A block of data
## Start
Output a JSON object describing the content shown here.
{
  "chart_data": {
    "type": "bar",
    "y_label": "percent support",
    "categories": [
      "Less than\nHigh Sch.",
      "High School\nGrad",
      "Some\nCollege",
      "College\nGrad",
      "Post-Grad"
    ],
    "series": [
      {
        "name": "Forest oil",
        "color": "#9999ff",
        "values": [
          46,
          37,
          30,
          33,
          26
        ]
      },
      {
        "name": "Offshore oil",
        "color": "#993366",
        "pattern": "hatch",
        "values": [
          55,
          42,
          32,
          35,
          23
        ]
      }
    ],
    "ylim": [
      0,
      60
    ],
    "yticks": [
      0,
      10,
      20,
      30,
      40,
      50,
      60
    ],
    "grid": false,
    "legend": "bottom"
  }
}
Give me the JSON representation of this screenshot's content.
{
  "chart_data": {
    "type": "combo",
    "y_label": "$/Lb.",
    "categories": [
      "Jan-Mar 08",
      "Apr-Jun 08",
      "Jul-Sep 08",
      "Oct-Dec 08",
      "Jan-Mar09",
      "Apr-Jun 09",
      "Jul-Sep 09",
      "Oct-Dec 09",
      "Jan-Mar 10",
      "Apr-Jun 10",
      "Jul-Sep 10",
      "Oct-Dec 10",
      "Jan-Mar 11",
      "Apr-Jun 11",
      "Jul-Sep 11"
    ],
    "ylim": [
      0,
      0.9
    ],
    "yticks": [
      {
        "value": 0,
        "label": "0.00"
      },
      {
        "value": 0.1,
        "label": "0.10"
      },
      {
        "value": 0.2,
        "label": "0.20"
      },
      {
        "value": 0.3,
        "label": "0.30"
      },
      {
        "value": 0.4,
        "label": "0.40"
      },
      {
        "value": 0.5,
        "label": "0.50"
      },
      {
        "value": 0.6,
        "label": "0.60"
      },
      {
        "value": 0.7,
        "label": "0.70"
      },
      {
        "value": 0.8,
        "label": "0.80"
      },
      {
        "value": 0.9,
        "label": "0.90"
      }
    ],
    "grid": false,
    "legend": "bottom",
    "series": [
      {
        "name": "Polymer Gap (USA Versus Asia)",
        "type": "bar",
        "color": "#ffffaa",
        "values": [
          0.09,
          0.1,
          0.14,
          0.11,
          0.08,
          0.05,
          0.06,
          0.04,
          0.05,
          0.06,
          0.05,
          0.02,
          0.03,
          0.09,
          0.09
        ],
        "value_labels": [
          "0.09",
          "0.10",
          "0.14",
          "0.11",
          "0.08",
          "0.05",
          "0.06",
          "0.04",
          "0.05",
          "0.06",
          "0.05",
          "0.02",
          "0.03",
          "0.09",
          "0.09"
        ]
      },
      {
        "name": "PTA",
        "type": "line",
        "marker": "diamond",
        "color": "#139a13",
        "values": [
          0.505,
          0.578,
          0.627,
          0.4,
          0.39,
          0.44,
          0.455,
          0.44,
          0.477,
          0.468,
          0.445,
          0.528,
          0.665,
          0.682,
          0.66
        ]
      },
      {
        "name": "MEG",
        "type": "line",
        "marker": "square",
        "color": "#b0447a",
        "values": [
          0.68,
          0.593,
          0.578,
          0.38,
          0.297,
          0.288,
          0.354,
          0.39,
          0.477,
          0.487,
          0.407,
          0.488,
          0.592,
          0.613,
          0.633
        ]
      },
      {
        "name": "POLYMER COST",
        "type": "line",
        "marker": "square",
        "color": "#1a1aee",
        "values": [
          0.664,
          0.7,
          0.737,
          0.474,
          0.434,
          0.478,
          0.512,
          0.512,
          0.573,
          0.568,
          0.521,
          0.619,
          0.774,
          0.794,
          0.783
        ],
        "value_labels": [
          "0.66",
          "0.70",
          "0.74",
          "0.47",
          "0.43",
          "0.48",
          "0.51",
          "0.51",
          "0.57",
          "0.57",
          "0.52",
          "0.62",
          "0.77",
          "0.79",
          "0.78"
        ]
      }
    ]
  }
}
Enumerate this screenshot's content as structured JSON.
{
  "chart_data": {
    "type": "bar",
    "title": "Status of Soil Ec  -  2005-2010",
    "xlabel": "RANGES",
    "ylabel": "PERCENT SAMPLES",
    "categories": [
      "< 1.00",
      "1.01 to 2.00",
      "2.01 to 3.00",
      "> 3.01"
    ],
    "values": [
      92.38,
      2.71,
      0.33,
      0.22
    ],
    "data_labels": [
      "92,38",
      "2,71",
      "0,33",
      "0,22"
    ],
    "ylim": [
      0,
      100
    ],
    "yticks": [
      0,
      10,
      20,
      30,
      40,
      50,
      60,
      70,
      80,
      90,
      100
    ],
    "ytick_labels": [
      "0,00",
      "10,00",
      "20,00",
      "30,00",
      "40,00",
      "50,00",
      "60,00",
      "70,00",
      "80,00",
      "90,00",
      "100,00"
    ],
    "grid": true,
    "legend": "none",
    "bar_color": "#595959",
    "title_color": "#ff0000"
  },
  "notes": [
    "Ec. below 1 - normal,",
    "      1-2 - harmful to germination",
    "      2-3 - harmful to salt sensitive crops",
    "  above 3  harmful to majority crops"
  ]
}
## End
Stated problem - The lines to collect are those holding the string "JSON"; copy them all.

Result of the task -
Output a JSON object describing the content shown here.
Give me the JSON representation of this screenshot's content.
Enumerate this screenshot's content as structured JSON.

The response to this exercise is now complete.